[Stored records]
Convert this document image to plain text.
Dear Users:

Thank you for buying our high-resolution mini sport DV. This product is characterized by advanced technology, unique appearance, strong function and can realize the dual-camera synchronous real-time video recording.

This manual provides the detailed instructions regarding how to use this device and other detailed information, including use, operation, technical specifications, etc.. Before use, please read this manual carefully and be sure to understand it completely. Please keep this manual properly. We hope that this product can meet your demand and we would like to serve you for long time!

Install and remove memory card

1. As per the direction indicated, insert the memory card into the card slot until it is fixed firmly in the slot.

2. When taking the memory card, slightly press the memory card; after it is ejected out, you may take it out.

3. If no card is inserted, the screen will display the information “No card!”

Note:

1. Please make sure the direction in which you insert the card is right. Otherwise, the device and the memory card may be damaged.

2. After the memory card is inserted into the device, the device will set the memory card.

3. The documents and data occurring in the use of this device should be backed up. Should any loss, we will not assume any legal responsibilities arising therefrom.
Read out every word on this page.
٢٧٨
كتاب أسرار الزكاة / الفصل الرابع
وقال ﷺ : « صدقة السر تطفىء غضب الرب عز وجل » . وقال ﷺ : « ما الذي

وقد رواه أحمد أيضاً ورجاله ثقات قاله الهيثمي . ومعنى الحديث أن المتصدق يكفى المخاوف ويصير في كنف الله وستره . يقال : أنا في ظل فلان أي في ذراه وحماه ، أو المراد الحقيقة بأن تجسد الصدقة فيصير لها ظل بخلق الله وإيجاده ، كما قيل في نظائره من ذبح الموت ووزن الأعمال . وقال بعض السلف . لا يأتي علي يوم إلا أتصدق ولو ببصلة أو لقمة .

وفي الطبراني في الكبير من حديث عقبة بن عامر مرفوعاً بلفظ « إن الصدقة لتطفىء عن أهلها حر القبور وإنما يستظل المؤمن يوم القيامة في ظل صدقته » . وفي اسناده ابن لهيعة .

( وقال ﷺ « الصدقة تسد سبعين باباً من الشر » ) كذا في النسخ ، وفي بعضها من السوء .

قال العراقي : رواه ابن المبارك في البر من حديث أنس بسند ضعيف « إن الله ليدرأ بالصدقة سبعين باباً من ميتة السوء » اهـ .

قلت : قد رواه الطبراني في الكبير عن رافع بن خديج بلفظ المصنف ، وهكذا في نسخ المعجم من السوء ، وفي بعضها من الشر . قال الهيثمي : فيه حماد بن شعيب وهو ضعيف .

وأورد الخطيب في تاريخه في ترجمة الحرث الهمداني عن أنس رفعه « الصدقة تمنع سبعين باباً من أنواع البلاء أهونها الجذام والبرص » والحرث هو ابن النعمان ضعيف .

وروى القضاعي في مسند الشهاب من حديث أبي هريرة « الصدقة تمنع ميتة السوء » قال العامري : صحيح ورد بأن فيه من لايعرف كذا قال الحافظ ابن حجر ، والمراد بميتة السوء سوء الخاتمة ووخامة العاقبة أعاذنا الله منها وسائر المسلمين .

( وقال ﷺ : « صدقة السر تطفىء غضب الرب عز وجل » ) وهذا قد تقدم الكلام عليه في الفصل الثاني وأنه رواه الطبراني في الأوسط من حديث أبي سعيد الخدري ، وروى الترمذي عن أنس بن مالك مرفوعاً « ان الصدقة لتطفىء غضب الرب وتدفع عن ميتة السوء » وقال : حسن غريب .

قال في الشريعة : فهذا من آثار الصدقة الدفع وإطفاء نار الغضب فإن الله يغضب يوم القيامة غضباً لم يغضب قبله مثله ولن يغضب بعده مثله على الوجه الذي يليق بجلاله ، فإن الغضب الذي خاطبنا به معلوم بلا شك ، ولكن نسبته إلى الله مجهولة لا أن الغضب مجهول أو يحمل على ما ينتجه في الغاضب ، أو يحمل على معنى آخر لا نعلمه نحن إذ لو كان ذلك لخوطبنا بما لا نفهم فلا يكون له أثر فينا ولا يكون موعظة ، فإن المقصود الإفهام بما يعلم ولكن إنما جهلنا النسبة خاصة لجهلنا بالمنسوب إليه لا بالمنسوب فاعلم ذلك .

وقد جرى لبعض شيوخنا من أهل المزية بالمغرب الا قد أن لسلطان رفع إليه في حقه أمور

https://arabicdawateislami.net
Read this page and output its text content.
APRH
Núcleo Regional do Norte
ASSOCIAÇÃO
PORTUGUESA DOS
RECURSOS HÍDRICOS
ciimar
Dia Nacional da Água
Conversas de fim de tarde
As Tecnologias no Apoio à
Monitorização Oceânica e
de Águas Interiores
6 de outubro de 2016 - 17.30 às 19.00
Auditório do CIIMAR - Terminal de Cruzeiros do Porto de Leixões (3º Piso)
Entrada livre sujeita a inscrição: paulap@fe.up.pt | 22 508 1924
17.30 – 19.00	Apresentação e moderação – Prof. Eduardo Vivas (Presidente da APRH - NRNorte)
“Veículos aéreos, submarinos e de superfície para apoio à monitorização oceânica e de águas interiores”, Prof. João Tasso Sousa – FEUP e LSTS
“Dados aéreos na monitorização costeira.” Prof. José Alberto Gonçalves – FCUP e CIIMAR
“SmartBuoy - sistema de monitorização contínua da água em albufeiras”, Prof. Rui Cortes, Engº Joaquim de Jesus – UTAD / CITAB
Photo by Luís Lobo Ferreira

**Work to complete**
Quote every entry exactly.

**Task answer**
Convert this document image to plain text.
Dear Users:

Thank you for buying our high-resolution mini sport DV. This product is characterized by advanced technology, unique appearance, strong function and can realize the dual-camera synchronous real-time video recording.

This manual provides the detailed instructions regarding how to use this device and other detailed information, including use, operation, technical specifications, etc.. Before use, please read this manual carefully and be sure to understand it completely. Please keep this manual properly. We hope that this product can meet your demand and we would like to serve you for long time!

Install and remove memory card

1. As per the direction indicated, insert the memory card into the card slot until it is fixed firmly in the slot.

2. When taking the memory card, slightly press the memory card; after it is ejected out, you may take it out.

3. If no card is inserted, the screen will display the information “No card!”

Note:

1. Please make sure the direction in which you insert the card is right. Otherwise, the device and the memory card may be damaged.

2. After the memory card is inserted into the device, the device will set the memory card.

3. The documents and data occurring in the use of this device should be backed up. Should any loss, we will not assume any legal responsibilities arising therefrom.
Read out every word on this page.
٢٧٨
كتاب أسرار الزكاة / الفصل الرابع
وقال ﷺ : « صدقة السر تطفىء غضب الرب عز وجل » . وقال ﷺ : « ما الذي

وقد رواه أحمد أيضاً ورجاله ثقات قاله الهيثمي . ومعنى الحديث أن المتصدق يكفى المخاوف ويصير في كنف الله وستره . يقال : أنا في ظل فلان أي في ذراه وحماه ، أو المراد الحقيقة بأن تجسد الصدقة فيصير لها ظل بخلق الله وإيجاده ، كما قيل في نظائره من ذبح الموت ووزن الأعمال . وقال بعض السلف . لا يأتي علي يوم إلا أتصدق ولو ببصلة أو لقمة .

وفي الطبراني في الكبير من حديث عقبة بن عامر مرفوعاً بلفظ « إن الصدقة لتطفىء عن أهلها حر القبور وإنما يستظل المؤمن يوم القيامة في ظل صدقته » . وفي اسناده ابن لهيعة .

( وقال ﷺ « الصدقة تسد سبعين باباً من الشر » ) كذا في النسخ ، وفي بعضها من السوء .

قال العراقي : رواه ابن المبارك في البر من حديث أنس بسند ضعيف « إن الله ليدرأ بالصدقة سبعين باباً من ميتة السوء » اهـ .

قلت : قد رواه الطبراني في الكبير عن رافع بن خديج بلفظ المصنف ، وهكذا في نسخ المعجم من السوء ، وفي بعضها من الشر . قال الهيثمي : فيه حماد بن شعيب وهو ضعيف .

وأورد الخطيب في تاريخه في ترجمة الحرث الهمداني عن أنس رفعه « الصدقة تمنع سبعين باباً من أنواع البلاء أهونها الجذام والبرص » والحرث هو ابن النعمان ضعيف .

وروى القضاعي في مسند الشهاب من حديث أبي هريرة « الصدقة تمنع ميتة السوء » قال العامري : صحيح ورد بأن فيه من لايعرف كذا قال الحافظ ابن حجر ، والمراد بميتة السوء سوء الخاتمة ووخامة العاقبة أعاذنا الله منها وسائر المسلمين .

( وقال ﷺ : « صدقة السر تطفىء غضب الرب عز وجل » ) وهذا قد تقدم الكلام عليه في الفصل الثاني وأنه رواه الطبراني في الأوسط من حديث أبي سعيد الخدري ، وروى الترمذي عن أنس بن مالك مرفوعاً « ان الصدقة لتطفىء غضب الرب وتدفع عن ميتة السوء » وقال : حسن غريب .

قال في الشريعة : فهذا من آثار الصدقة الدفع وإطفاء نار الغضب فإن الله يغضب يوم القيامة غضباً لم يغضب قبله مثله ولن يغضب بعده مثله على الوجه الذي يليق بجلاله ، فإن الغضب الذي خاطبنا به معلوم بلا شك ، ولكن نسبته إلى الله مجهولة لا أن الغضب مجهول أو يحمل على ما ينتجه في الغاضب ، أو يحمل على معنى آخر لا نعلمه نحن إذ لو كان ذلك لخوطبنا بما لا نفهم فلا يكون له أثر فينا ولا يكون موعظة ، فإن المقصود الإفهام بما يعلم ولكن إنما جهلنا النسبة خاصة لجهلنا بالمنسوب إليه لا بالمنسوب فاعلم ذلك .

وقد جرى لبعض شيوخنا من أهل المزية بالمغرب الا قد أن لسلطان رفع إليه في حقه أمور

https://arabicdawateislami.net
Read this page and output its text content.
APRH
Núcleo Regional do Norte
ASSOCIAÇÃO
PORTUGUESA DOS
RECURSOS HÍDRICOS
ciimar
Dia Nacional da Água
Conversas de fim de tarde
As Tecnologias no Apoio à
Monitorização Oceânica e
de Águas Interiores
6 de outubro de 2016 - 17.30 às 19.00
Auditório do CIIMAR - Terminal de Cruzeiros do Porto de Leixões (3º Piso)
Entrada livre sujeita a inscrição: paulap@fe.up.pt | 22 508 1924
17.30 – 19.00	Apresentação e moderação – Prof. Eduardo Vivas (Presidente da APRH - NRNorte)
“Veículos aéreos, submarinos e de superfície para apoio à monitorização oceânica e de águas interiores”, Prof. João Tasso Sousa – FEUP e LSTS
“Dados aéreos na monitorização costeira.” Prof. José Alberto Gonçalves – FCUP e CIIMAR
“SmartBuoy - sistema de monitorização contínua da água em albufeiras”, Prof. Rui Cortes, Engº Joaquim de Jesus – UTAD / CITAB
Photo by Luís Lobo Ferreira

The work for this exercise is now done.